* **MATERIAL PROVIDED**:
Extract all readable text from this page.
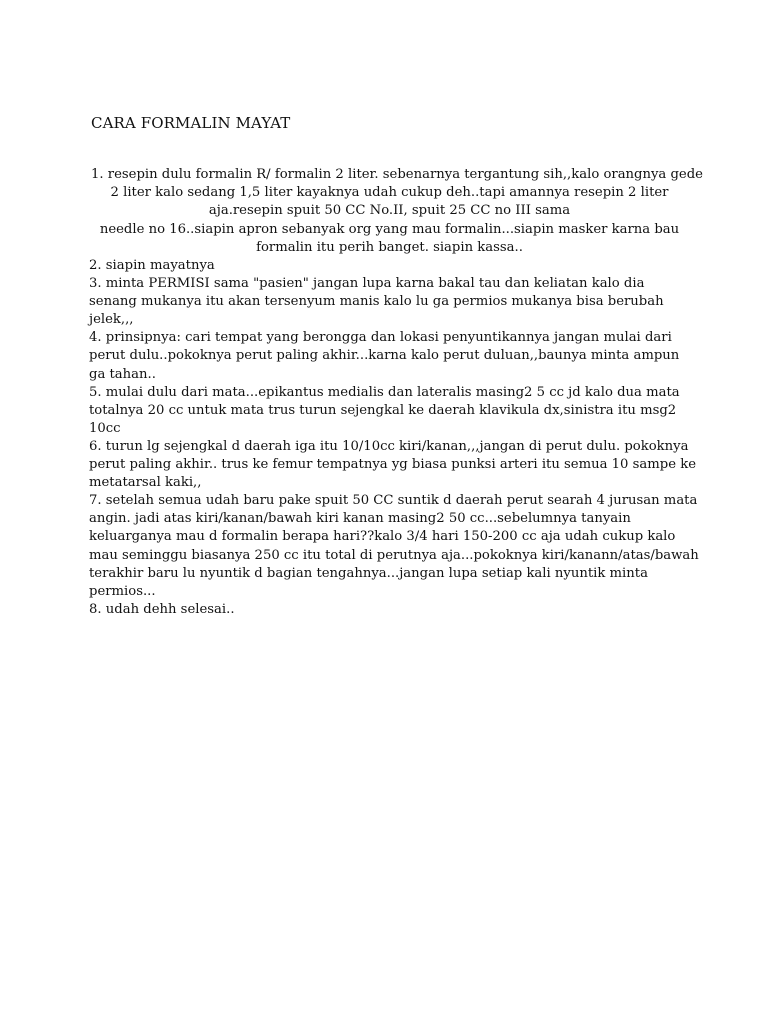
CARA FORMALIN MAYAT
1. resepin dulu formalin R/ formalin 2 liter. sebenarnya tergantung sih,,kalo orangnya gede
2 liter kalo sedang 1,5 liter kayaknya udah cukup deh..tapi amannya resepin 2 liter
aja.resepin spuit 50 CC No.II, spuit 25 CC no III sama
needle no 16..siapin apron sebanyak org yang mau formalin...siapin masker karna bau
formalin itu perih banget. siapin kassa..
2. siapin mayatnya
3. minta PERMISI sama "pasien" jangan lupa karna bakal tau dan keliatan kalo dia
senang mukanya itu akan tersenyum manis kalo lu ga permios mukanya bisa berubah
jelek,,,
4. prinsipnya: cari tempat yang berongga dan lokasi penyuntikannya jangan mulai dari
perut dulu..pokoknya perut paling akhir...karna kalo perut duluan,,baunya minta ampun
ga tahan..
5. mulai dulu dari mata...epikantus medialis dan lateralis masing2 5 cc jd kalo dua mata
totalnya 20 cc untuk mata trus turun sejengkal ke daerah klavikula dx,sinistra itu msg2
10cc
6. turun lg sejengkal d daerah iga itu 10/10cc kiri/kanan,,,jangan di perut dulu. pokoknya
perut paling akhir.. trus ke femur tempatnya yg biasa punksi arteri itu semua 10 sampe ke
metatarsal kaki,,
7. setelah semua udah baru pake spuit 50 CC suntik d daerah perut searah 4 jurusan mata
angin. jadi atas kiri/kanan/bawah kiri kanan masing2 50 cc...sebelumnya tanyain
keluarganya mau d formalin berapa hari??kalo 3/4 hari 150-200 cc aja udah cukup kalo
mau seminggu biasanya 250 cc itu total di perutnya aja...pokoknya kiri/kanann/atas/bawah
terakhir baru lu nyuntik d bagian tengahnya...jangan lupa setiap kali nyuntik minta
permios...
8. udah dehh selesai..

* **JOB**:
Copy the material above exactly and drop the pictures.

* **EXERCISE RESULT**:
Extract all readable text from this page.
CARA FORMALIN MAYAT
1. resepin dulu formalin R/ formalin 2 liter. sebenarnya tergantung sih,,kalo orangnya gede
2 liter kalo sedang 1,5 liter kayaknya udah cukup deh..tapi amannya resepin 2 liter
aja.resepin spuit 50 CC No.II, spuit 25 CC no III sama
needle no 16..siapin apron sebanyak org yang mau formalin...siapin masker karna bau
formalin itu perih banget. siapin kassa..
2. siapin mayatnya
3. minta PERMISI sama "pasien" jangan lupa karna bakal tau dan keliatan kalo dia
senang mukanya itu akan tersenyum manis kalo lu ga permios mukanya bisa berubah
jelek,,,
4. prinsipnya: cari tempat yang berongga dan lokasi penyuntikannya jangan mulai dari
perut dulu..pokoknya perut paling akhir...karna kalo perut duluan,,baunya minta ampun
ga tahan..
5. mulai dulu dari mata...epikantus medialis dan lateralis masing2 5 cc jd kalo dua mata
totalnya 20 cc untuk mata trus turun sejengkal ke daerah klavikula dx,sinistra itu msg2
10cc
6. turun lg sejengkal d daerah iga itu 10/10cc kiri/kanan,,,jangan di perut dulu. pokoknya
perut paling akhir.. trus ke femur tempatnya yg biasa punksi arteri itu semua 10 sampe ke
metatarsal kaki,,
7. setelah semua udah baru pake spuit 50 CC suntik d daerah perut searah 4 jurusan mata
angin. jadi atas kiri/kanan/bawah kiri kanan masing2 50 cc...sebelumnya tanyain
keluarganya mau d formalin berapa hari??kalo 3/4 hari 150-200 cc aja udah cukup kalo
mau seminggu biasanya 250 cc itu total di perutnya aja...pokoknya kiri/kanann/atas/bawah
terakhir baru lu nyuntik d bagian tengahnya...jangan lupa setiap kali nyuntik minta
permios...
8. udah dehh selesai..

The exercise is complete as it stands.